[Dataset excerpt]
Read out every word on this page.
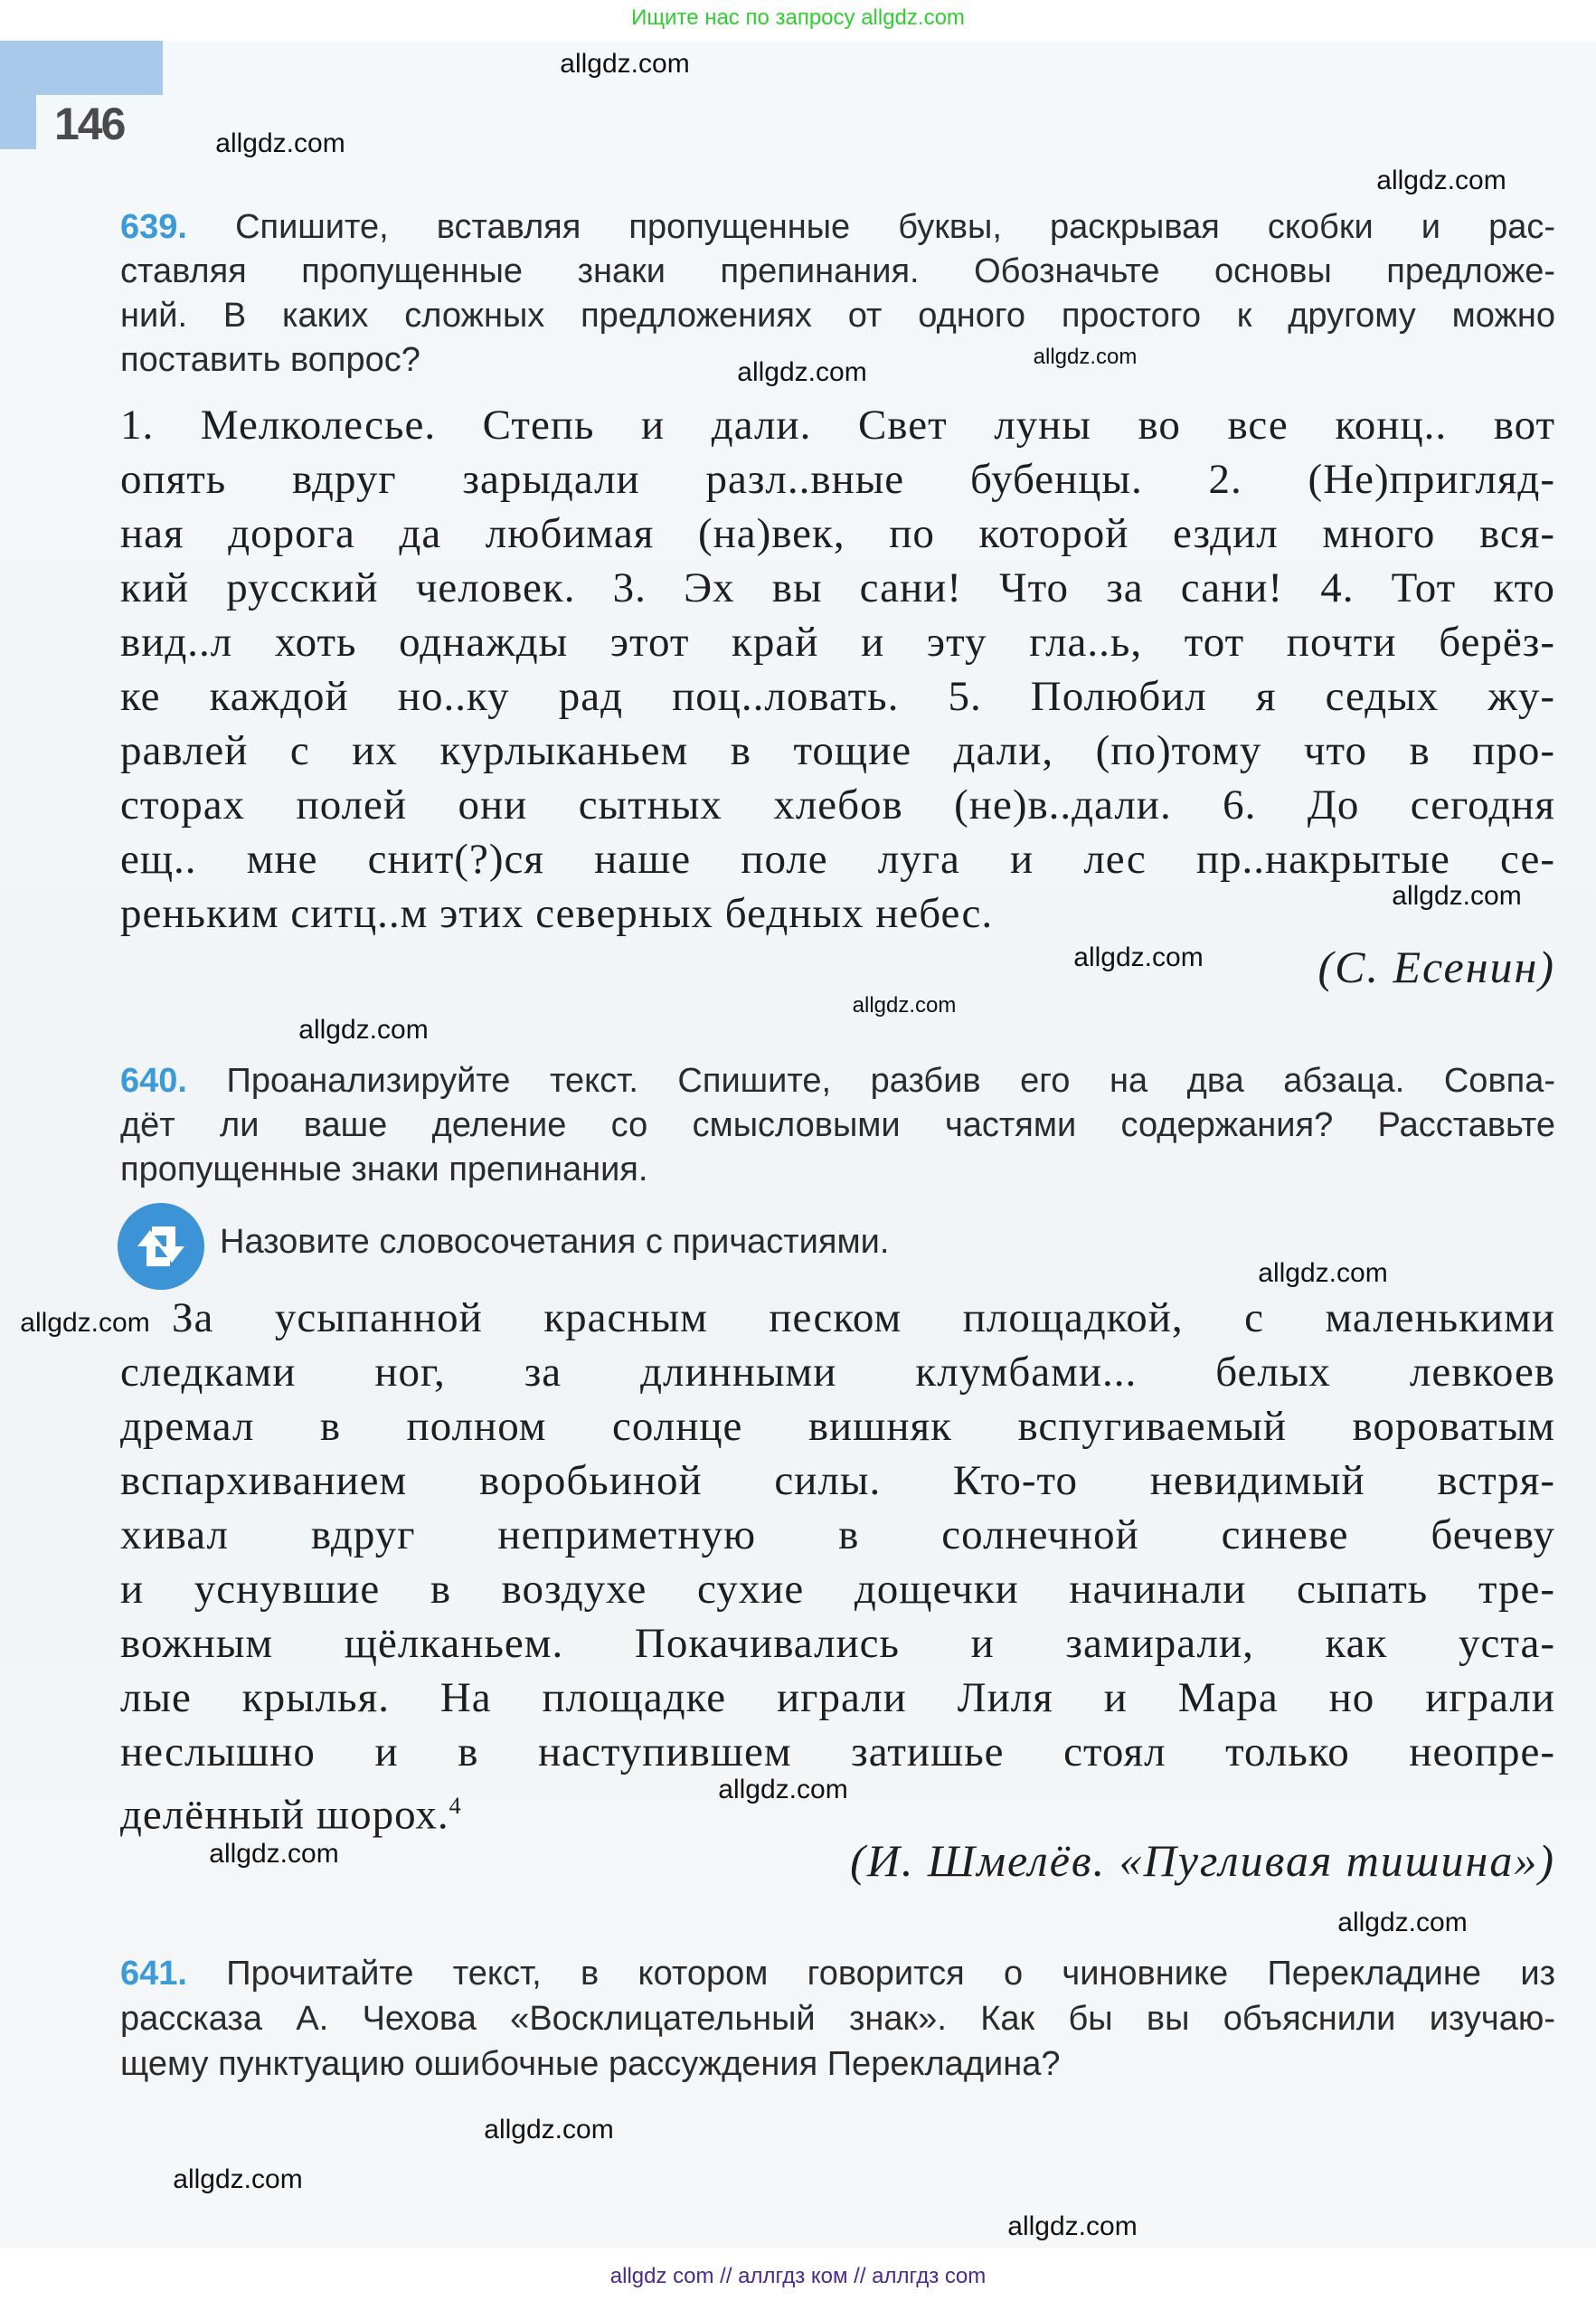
Ищите нас по запросу allgdz.com
146
639. Спишите, вставляя пропущенные буквы, раскрывая скобки и рас-
ставляя пропущенные знаки препинания. Обозначьте основы предложе-
ний. В каких сложных предложениях от одного простого к другому можно
поставить вопрос?
1. Мелколесье. Степь и дали. Свет луны во все конц.. вот
опять вдруг зарыдали разл..вные бубенцы. 2. (Не)пригляд-
ная дорога да любимая (на)век, по которой ездил много вся-
кий русский человек. 3. Эх вы сани! Что за сани! 4. Тот кто
вид..л хоть однажды этот край и эту гла..ь, тот почти берёз-
ке каждой но..ку рад поц..ловать. 5. Полюбил я седых жу-
равлей с их курлыканьем в тощие дали, (по)тому что в про-
сторах полей они сытных хлебов (не)в..дали. 6. До сегодня
ещ.. мне снит(?)ся наше поле луга и лес пр..накрытые се-
реньким ситц..м этих северных бедных небес.
640. Проанализируйте текст. Спишите, разбив его на два абзаца. Совпа-
дёт ли ваше деление со смысловыми частями содержания? Расставьте
пропущенные знаки препинания.
За усыпанной красным песком площадкой, с маленькими
следками ног, за длинными клумбами... белых левкоев
дремал в полном солнце вишняк вспугиваемый вороватым
вспархиванием воробьиной силы. Кто-то невидимый встря-
хивал вдруг неприметную в солнечной синеве бечеву
и уснувшие в воздухе сухие дощечки начинали сыпать тре-
вожным щёлканьем. Покачивались и замирали, как уста-
лые крылья. На площадке играли Лиля и Мара но играли
неслышно и в наступившем затишье стоял только неопре-
делённый шорох.$^4$
641. Прочитайте текст, в котором говорится о чиновнике Перекладине из
рассказа А. Чехова «Восклицательный знак». Как бы вы объяснили изучаю-
щему пунктуацию ошибочные рассуждения Перекладина?
Назовите словосочетания с причастиями.
(С. Есенин)
(И. Шмелёв. «Пугливая тишина»)
allgdz.com
allgdz.com
allgdz.com
allgdz.com
allgdz.com
allgdz.com
allgdz.com
allgdz.com
allgdz.com
allgdz.com
allgdz.com
allgdz.com
allgdz.com
allgdz.com
allgdz.com
allgdz.com
allgdz.com
allgdz com // аллгдз ком // аллгдз com
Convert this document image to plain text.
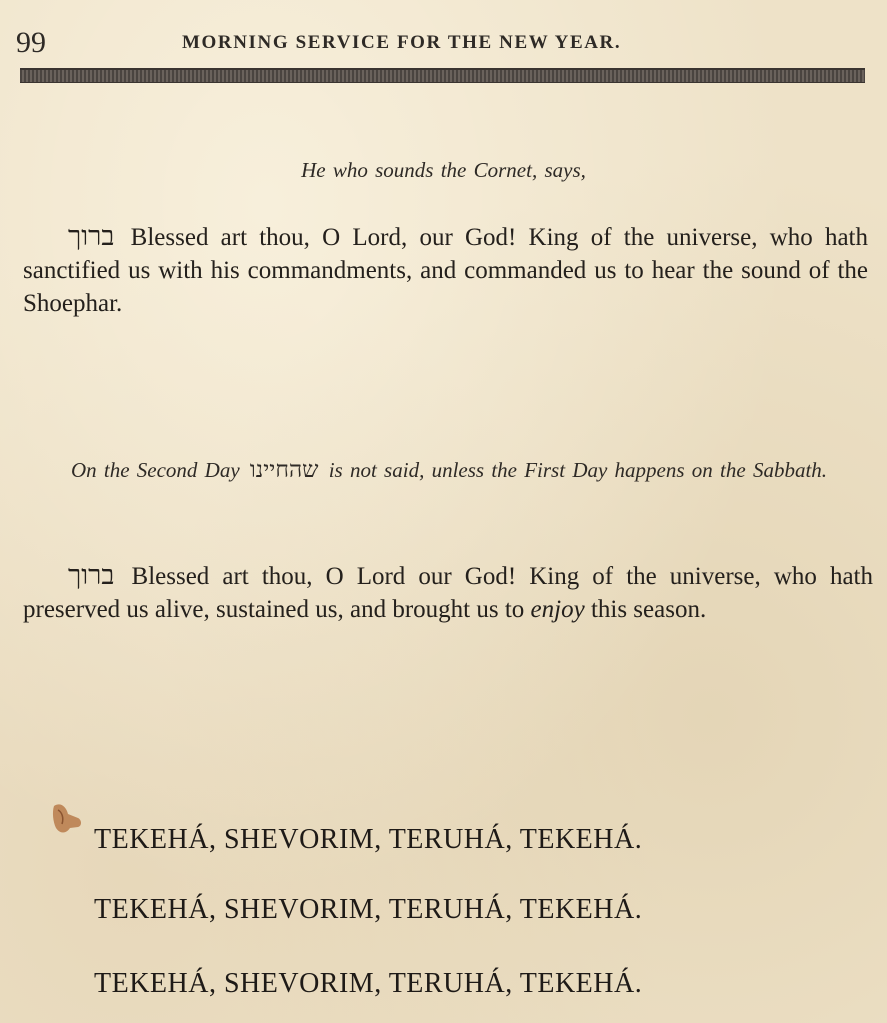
99	MORNING SERVICE FOR THE NEW YEAR.
He who sounds the Cornet, says,
ברוך Blessed art thou, O Lord, our God! King of the universe, who hath sanctified us with his commandments, and commanded us to hear the sound of the Shoephar.
On the Second Day שהחיינו is not said, unless the First Day happens on the Sabbath.
ברוך Blessed art thou, O Lord our God! King of the universe, who hath preserved us alive, sustained us, and brought us to enjoy this season.
TEKEHÁ, SHEVORIM, TERUHÁ, TEKEHÁ.
TEKEHÁ, SHEVORIM, TERUHÁ, TEKEHÁ.
TEKEHÁ, SHEVORIM, TERUHÁ, TEKEHÁ.
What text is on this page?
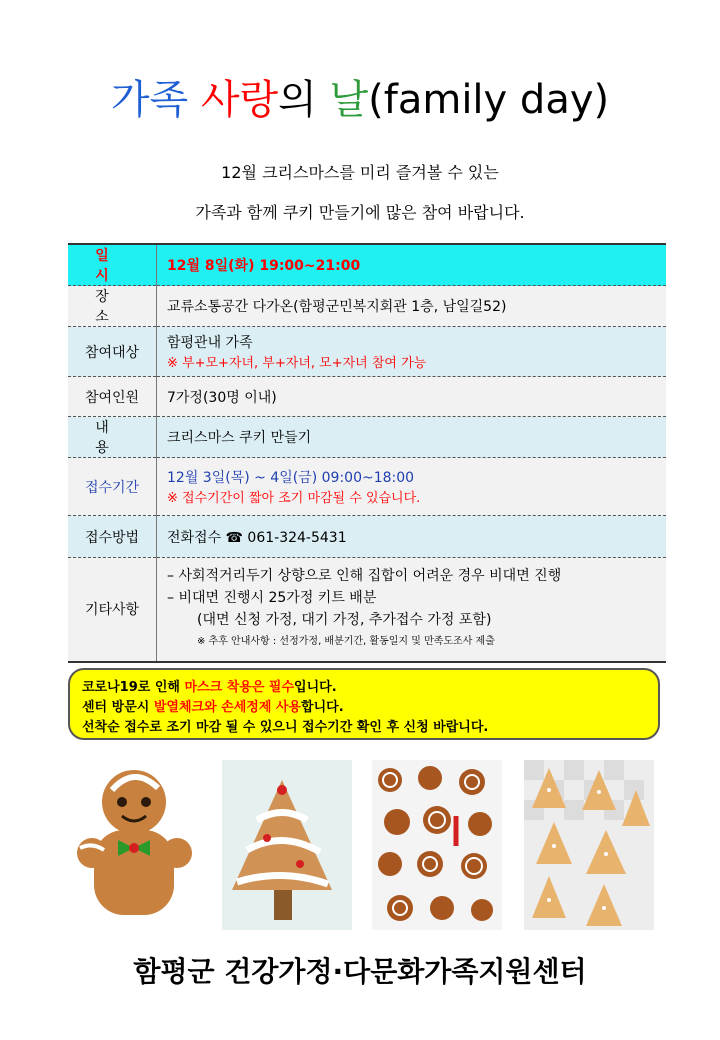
가족 사랑의 날(family day)
12월 크리스마스를 미리 즐겨볼 수 있는
가족과 함께 쿠키 만들기에 많은 참여 바랍니다.
일 시	12월 8일(화) 19:00~21:00
장 소	교류소통공간 다가온(함평군민복지회관 1층, 남일길52)
참여대상	함평관내 가족
※ 부+모+자녀, 부+자녀, 모+자녀 참여 가능

참여인원	7가정(30명 이내)
내 용	크리스마스 쿠키 만들기
접수기간	12월 3일(목) ~ 4일(금) 09:00~18:00
※ 접수기간이 짧아 조기 마감될 수 있습니다.

접수방법	전화접수 ☎ 061-324-5431
기타사항	– 사회적거리두기 상향으로 인해 집합이 어려운 경우 비대면 진행
– 비대면 진행시 25가정 키트 배분
(대면 신청 가정, 대기 가정, 추가접수 가정 포함)
※ 추후 안내사항 : 선정가정, 배분기간, 활동일지 및 만족도조사 제출
코로나19로 인해 마스크 착용은 필수입니다.
센터 방문시 발열체크와 손세정제 사용합니다.
선착순 접수로 조기 마감 될 수 있으니 접수기간 확인 후 신청 바랍니다.
함평군 건강가정·다문화가족지원센터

● **THE TASK**
Please copy the lines above, starting at the one that holds "What text is on this page?" and stopping after the last line, exactly as they appear and minus the pictures.

● **TASK RESULT**
What text is on this page?
가족 사랑의 날(family day)
12월 크리스마스를 미리 즐겨볼 수 있는
가족과 함께 쿠키 만들기에 많은 참여 바랍니다.
일 시	12월 8일(화) 19:00~21:00
장 소	교류소통공간 다가온(함평군민복지회관 1층, 남일길52)
참여대상	함평관내 가족
※ 부+모+자녀, 부+자녀, 모+자녀 참여 가능

참여인원	7가정(30명 이내)
내 용	크리스마스 쿠키 만들기
접수기간	12월 3일(목) ~ 4일(금) 09:00~18:00
※ 접수기간이 짧아 조기 마감될 수 있습니다.

접수방법	전화접수 ☎ 061-324-5431
기타사항	– 사회적거리두기 상향으로 인해 집합이 어려운 경우 비대면 진행
– 비대면 진행시 25가정 키트 배분
(대면 신청 가정, 대기 가정, 추가접수 가정 포함)
※ 추후 안내사항 : 선정가정, 배분기간, 활동일지 및 만족도조사 제출
코로나19로 인해 마스크 착용은 필수입니다.
센터 방문시 발열체크와 손세정제 사용합니다.
선착순 접수로 조기 마감 될 수 있으니 접수기간 확인 후 신청 바랍니다.
함평군 건강가정·다문화가족지원센터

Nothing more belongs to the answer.